Present every line in which the string "What" appears.

[Start of Supplied records]

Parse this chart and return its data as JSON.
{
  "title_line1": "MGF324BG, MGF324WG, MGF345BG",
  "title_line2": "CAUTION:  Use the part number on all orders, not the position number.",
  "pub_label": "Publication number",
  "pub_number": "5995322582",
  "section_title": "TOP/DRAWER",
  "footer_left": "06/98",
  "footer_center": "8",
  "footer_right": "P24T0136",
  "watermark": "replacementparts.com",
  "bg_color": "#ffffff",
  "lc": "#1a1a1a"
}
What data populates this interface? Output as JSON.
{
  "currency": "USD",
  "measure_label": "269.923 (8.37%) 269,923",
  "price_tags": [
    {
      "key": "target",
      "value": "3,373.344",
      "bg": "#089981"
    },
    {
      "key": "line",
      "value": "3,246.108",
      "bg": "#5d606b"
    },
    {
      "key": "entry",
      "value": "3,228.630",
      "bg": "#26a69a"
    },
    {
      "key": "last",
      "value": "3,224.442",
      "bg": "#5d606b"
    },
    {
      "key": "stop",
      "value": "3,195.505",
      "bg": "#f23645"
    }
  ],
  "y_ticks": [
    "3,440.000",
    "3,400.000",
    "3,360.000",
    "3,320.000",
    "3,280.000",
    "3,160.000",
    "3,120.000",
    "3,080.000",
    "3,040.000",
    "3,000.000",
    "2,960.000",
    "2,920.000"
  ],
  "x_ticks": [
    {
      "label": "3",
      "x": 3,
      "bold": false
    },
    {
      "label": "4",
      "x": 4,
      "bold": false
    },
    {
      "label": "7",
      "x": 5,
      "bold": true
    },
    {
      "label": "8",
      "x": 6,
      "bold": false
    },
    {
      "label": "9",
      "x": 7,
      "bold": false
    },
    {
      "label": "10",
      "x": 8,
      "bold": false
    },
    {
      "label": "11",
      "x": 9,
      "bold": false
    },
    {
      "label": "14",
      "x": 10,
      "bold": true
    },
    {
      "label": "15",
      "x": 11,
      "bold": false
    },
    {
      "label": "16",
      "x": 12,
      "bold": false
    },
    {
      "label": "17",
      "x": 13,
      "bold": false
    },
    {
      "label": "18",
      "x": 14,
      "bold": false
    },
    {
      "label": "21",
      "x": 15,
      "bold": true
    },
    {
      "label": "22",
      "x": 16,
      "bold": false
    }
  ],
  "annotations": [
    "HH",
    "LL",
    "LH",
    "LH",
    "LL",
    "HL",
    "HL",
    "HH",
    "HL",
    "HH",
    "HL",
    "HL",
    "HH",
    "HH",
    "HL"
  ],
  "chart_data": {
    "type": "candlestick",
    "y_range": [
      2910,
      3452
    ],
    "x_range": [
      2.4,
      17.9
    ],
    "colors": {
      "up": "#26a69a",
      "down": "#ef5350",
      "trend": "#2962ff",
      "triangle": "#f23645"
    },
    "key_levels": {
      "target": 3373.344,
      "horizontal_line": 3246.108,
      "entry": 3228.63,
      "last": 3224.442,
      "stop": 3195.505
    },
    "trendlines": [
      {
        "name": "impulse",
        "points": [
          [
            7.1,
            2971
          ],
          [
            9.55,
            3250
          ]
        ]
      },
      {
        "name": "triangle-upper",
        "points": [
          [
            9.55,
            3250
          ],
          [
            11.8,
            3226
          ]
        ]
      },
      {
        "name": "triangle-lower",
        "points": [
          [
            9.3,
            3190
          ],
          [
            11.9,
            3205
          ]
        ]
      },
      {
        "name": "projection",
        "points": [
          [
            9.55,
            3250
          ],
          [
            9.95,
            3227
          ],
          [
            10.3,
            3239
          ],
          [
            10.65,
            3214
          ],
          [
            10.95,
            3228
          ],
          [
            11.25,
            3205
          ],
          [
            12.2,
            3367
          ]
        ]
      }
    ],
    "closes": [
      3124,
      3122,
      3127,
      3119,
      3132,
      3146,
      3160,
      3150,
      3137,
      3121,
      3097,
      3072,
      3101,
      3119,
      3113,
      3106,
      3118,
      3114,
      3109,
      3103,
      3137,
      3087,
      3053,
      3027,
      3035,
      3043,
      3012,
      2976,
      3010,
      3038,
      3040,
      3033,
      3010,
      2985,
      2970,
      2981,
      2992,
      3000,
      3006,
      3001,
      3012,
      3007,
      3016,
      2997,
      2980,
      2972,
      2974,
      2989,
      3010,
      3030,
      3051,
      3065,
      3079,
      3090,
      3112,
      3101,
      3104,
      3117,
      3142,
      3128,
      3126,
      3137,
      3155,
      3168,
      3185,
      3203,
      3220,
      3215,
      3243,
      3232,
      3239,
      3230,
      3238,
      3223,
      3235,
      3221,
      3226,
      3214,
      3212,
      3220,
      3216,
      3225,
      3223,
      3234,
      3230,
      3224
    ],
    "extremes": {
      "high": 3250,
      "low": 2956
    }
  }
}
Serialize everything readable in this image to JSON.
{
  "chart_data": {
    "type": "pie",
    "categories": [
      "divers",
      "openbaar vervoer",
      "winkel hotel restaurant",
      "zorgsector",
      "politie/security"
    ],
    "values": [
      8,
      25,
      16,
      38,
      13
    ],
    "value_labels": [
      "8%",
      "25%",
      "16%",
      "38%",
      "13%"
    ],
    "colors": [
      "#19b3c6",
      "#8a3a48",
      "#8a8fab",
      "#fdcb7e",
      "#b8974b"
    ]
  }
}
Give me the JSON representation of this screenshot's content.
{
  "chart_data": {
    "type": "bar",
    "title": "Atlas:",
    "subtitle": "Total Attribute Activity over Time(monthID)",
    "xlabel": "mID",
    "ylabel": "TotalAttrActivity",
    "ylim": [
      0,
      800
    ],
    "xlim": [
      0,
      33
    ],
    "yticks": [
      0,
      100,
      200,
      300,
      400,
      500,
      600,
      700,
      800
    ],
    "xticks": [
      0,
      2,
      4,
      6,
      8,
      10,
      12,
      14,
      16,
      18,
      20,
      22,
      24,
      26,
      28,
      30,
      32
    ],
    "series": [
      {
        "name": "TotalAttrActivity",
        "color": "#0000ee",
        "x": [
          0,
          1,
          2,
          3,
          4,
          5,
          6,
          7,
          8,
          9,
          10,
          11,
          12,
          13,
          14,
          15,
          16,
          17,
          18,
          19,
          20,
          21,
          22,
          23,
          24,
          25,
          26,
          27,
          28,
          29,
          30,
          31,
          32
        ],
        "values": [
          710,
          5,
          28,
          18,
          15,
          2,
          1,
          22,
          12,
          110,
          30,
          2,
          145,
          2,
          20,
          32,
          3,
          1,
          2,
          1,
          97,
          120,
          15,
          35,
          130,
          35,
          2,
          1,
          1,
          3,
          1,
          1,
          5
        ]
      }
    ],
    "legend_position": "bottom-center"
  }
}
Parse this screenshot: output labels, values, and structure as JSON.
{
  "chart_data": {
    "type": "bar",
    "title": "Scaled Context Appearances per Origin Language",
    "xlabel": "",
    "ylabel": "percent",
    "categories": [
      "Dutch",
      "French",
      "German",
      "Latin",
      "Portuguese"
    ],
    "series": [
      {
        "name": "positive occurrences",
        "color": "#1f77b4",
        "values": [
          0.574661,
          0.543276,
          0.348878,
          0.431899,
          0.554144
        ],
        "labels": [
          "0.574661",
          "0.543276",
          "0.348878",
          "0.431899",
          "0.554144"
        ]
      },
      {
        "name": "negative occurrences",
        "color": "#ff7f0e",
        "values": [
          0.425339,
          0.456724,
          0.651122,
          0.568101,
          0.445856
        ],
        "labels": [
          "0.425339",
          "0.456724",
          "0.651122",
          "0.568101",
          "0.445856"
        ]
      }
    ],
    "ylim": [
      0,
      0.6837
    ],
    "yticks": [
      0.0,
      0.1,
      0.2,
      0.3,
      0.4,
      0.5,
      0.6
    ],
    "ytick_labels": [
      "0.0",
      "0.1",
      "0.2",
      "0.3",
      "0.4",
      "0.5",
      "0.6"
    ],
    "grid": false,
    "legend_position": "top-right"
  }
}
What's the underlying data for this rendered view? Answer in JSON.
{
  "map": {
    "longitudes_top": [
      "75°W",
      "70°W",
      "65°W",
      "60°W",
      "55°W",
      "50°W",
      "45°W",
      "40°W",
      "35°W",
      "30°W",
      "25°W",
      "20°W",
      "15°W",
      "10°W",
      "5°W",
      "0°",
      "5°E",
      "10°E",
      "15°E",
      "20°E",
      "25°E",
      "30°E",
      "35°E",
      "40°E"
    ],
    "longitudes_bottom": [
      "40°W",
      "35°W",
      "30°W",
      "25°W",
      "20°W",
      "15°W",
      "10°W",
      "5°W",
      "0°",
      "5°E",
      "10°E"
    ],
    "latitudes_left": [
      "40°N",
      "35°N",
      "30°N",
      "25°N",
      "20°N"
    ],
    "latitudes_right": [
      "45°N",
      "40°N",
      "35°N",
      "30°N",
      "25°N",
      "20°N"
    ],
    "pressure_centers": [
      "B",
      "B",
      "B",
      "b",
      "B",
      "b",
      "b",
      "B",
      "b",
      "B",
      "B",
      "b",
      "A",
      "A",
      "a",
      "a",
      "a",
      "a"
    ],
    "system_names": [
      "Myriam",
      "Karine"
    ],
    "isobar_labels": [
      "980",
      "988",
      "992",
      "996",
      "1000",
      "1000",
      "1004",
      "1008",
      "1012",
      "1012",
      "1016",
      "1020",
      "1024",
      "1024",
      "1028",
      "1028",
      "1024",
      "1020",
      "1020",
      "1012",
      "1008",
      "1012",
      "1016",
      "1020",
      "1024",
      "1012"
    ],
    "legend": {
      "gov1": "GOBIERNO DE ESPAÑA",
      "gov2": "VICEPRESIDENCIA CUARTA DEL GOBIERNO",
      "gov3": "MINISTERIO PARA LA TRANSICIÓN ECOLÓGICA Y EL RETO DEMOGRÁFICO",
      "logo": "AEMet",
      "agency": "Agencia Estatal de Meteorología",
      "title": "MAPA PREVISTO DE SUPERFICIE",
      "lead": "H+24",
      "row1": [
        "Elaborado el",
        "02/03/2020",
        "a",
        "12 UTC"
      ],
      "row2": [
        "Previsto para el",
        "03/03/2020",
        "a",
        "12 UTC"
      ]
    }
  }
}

[End of Supplied records]

- **Exercise result**:
What data populates this interface? Output as JSON.
What's the underlying data for this rendered view? Answer in JSON.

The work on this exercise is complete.